In your copy, leave out the pictures and repeat the entries below exactly.

→ **Stored data**:
________________________________________
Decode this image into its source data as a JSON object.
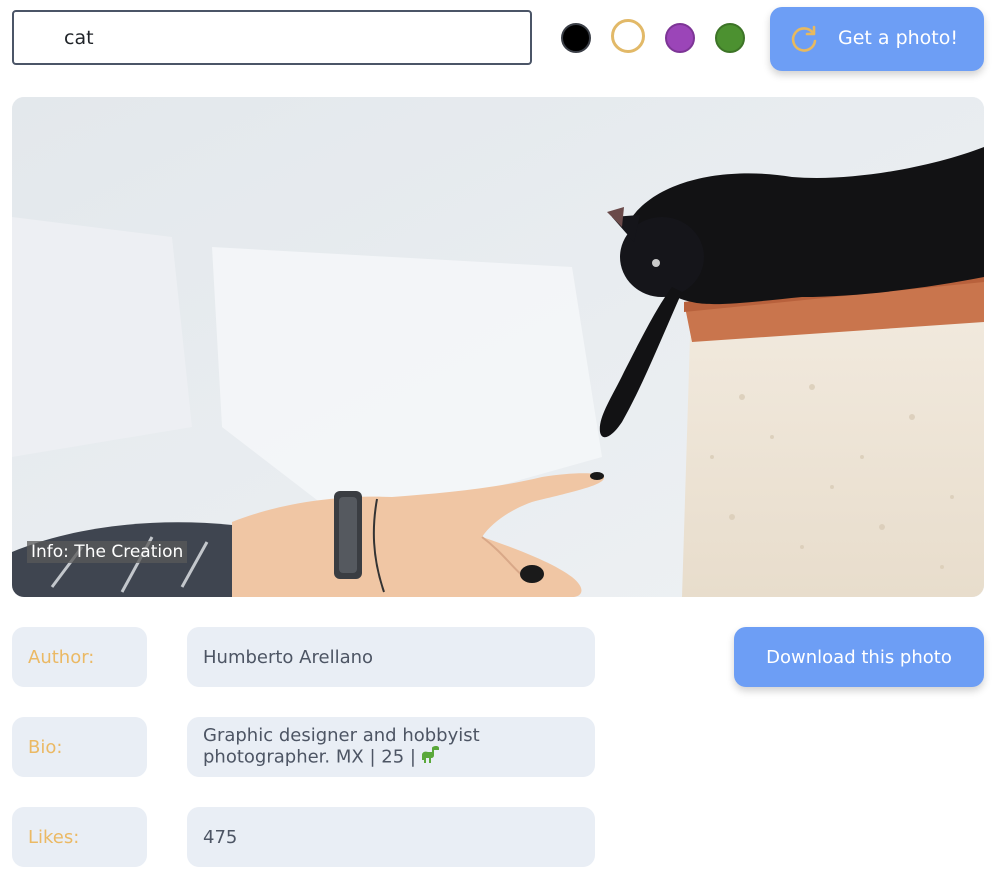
{
  "search": {
    "value": "cat"
  },
  "swatches": [
    {
      "name": "black",
      "color": "#000000"
    },
    {
      "name": "yellow",
      "color": "#e2b968"
    },
    {
      "name": "purple",
      "color": "#9b45b8"
    },
    {
      "name": "green",
      "color": "#4c9130"
    }
  ],
  "get_photo_button": {
    "label": "Get a photo!",
    "icon": "refresh-icon"
  },
  "photo": {
    "caption": "Info: The Creation"
  },
  "details": {
    "author_label": "Author:",
    "author_value": "Humberto Arellano",
    "bio_label": "Bio:",
    "bio_value": "Graphic designer and hobbyist photographer. MX | 25 |",
    "bio_icon": "dinosaur-icon",
    "likes_label": "Likes:",
    "likes_value": "475"
  },
  "download_button": {
    "label": "Download this photo"
  },
  "colors": {
    "accent": "#6d9ef5",
    "label_text": "#ebb964",
    "cell_bg": "#e9eef5"
  }
}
________________________________________
→ **Exercise solution**:
Decode this image into its source data as a JSON object.
{
  "search": {
    "value": "cat"
  },
  "swatches": [
    {
      "name": "black",
      "color": "#000000"
    },
    {
      "name": "yellow",
      "color": "#e2b968"
    },
    {
      "name": "purple",
      "color": "#9b45b8"
    },
    {
      "name": "green",
      "color": "#4c9130"
    }
  ],
  "get_photo_button": {
    "label": "Get a photo!",
    "icon": "refresh-icon"
  },
  "photo": {
    "caption": "Info: The Creation"
  },
  "details": {
    "author_label": "Author:",
    "author_value": "Humberto Arellano",
    "bio_label": "Bio:",
    "bio_value": "Graphic designer and hobbyist photographer. MX | 25 |",
    "bio_icon": "dinosaur-icon",
    "likes_label": "Likes:",
    "likes_value": "475"
  },
  "download_button": {
    "label": "Download this photo"
  },
  "colors": {
    "accent": "#6d9ef5",
    "label_text": "#ebb964",
    "cell_bg": "#e9eef5"
  }
}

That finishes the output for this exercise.